| Given task |
Extract each line from the entries below that has the string "Bronze" in it.

(Raw records)
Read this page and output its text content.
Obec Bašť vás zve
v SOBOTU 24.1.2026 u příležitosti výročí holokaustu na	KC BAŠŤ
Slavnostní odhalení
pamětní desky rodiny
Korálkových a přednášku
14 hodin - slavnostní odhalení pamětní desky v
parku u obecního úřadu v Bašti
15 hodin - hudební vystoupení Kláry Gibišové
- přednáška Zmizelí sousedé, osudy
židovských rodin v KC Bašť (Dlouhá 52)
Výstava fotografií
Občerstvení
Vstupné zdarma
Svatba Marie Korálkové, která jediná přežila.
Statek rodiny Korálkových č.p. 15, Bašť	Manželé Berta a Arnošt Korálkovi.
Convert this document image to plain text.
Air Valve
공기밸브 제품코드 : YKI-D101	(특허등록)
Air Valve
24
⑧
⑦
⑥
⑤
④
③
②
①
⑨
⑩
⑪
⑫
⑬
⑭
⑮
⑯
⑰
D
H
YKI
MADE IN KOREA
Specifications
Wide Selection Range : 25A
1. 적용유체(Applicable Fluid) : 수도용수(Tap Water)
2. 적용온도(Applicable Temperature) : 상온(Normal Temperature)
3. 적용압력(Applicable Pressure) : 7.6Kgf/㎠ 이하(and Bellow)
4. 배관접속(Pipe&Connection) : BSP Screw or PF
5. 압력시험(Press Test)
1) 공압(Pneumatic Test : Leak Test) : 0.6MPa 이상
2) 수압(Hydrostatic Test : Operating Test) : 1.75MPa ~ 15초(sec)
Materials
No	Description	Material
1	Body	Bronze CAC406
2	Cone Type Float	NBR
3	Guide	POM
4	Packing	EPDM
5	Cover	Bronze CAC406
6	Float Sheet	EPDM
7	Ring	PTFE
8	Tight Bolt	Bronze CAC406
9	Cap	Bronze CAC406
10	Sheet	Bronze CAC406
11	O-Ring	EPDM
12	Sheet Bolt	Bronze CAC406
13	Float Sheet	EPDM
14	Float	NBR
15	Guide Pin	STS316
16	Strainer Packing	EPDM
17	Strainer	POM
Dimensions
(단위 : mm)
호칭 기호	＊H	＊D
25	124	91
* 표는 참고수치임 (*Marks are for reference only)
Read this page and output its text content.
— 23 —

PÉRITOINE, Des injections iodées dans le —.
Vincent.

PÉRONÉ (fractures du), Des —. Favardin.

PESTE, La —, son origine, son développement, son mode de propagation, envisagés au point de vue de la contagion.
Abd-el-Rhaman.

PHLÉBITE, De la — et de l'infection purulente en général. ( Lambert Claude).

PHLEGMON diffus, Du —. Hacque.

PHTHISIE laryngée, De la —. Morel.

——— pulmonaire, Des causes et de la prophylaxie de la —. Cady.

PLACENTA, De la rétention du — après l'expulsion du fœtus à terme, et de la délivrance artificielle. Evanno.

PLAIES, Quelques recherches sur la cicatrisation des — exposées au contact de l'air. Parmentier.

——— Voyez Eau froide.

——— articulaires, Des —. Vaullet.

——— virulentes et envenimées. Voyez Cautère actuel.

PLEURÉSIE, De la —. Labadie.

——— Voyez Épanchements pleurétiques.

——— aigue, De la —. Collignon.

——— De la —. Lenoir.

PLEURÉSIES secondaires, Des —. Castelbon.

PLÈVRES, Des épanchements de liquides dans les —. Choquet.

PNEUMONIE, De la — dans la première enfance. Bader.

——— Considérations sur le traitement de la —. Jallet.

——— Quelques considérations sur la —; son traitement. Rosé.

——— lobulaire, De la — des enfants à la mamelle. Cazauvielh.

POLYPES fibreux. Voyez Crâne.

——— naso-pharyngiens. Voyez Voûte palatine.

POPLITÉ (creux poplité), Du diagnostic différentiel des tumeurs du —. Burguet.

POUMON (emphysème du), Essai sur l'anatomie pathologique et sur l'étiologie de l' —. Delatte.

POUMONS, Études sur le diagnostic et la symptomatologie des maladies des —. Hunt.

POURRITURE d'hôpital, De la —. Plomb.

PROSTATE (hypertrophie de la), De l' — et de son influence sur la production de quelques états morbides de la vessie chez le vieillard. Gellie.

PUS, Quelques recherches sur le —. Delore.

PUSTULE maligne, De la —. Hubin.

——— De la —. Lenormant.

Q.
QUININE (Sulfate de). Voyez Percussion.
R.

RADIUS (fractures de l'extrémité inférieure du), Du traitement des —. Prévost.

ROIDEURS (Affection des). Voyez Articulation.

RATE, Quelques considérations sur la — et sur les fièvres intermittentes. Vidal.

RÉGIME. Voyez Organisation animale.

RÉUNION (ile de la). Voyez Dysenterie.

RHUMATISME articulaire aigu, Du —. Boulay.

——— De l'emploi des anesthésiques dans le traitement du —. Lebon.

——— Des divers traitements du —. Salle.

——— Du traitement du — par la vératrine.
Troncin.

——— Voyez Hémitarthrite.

| Response to the task |
1	Body	Bronze CAC406
5	Cover	Bronze CAC406
8	Tight Bolt	Bronze CAC406
9	Cap	Bronze CAC406
10	Sheet	Bronze CAC406
12	Sheet Bolt	Bronze CAC406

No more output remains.